● Record extracts:
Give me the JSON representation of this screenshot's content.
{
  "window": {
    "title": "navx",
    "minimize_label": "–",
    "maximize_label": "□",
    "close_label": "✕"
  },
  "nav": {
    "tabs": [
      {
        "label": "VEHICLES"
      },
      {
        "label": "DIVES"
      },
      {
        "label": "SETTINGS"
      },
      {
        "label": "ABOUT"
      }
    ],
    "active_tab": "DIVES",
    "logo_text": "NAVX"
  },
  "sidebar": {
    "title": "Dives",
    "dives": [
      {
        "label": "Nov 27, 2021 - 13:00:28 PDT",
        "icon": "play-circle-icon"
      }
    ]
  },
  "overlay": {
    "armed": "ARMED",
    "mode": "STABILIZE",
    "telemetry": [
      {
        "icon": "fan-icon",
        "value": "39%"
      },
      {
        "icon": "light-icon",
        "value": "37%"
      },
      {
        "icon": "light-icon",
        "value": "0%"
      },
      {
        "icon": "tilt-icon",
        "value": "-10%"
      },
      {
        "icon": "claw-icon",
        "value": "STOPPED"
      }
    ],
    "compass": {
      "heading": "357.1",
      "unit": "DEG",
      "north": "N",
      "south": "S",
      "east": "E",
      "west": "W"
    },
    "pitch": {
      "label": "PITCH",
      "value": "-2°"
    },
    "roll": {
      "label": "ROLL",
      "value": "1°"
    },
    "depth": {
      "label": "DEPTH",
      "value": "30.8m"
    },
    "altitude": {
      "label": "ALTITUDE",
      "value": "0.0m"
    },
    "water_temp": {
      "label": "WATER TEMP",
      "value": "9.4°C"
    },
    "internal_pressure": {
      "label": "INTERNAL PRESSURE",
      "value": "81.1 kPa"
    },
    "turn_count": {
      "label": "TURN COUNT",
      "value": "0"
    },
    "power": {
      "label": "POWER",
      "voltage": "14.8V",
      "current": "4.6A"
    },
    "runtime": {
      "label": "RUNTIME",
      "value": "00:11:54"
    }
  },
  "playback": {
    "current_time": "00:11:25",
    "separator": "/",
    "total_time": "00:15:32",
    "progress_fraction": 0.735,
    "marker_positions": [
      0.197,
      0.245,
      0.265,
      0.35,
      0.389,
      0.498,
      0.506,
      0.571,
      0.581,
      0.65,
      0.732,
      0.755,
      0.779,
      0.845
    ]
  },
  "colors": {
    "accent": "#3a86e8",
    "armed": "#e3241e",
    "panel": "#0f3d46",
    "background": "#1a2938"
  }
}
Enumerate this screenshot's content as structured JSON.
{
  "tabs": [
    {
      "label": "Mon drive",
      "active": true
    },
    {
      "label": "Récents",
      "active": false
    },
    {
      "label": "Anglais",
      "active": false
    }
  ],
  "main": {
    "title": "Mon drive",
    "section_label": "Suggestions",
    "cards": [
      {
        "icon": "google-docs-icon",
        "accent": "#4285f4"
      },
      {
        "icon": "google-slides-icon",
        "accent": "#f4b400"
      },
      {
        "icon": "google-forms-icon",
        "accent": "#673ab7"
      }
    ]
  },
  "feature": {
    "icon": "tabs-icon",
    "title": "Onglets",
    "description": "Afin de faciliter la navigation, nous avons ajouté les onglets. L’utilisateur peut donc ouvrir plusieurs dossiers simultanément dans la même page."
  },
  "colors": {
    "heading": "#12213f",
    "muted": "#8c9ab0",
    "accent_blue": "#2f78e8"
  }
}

● Challenge:
Scan the lines above for "title", then copy every one that has it.

● Complete output:
    "title": "navx",
    "title": "Dives",
    "title": "Mon drive",
    "title": "Onglets",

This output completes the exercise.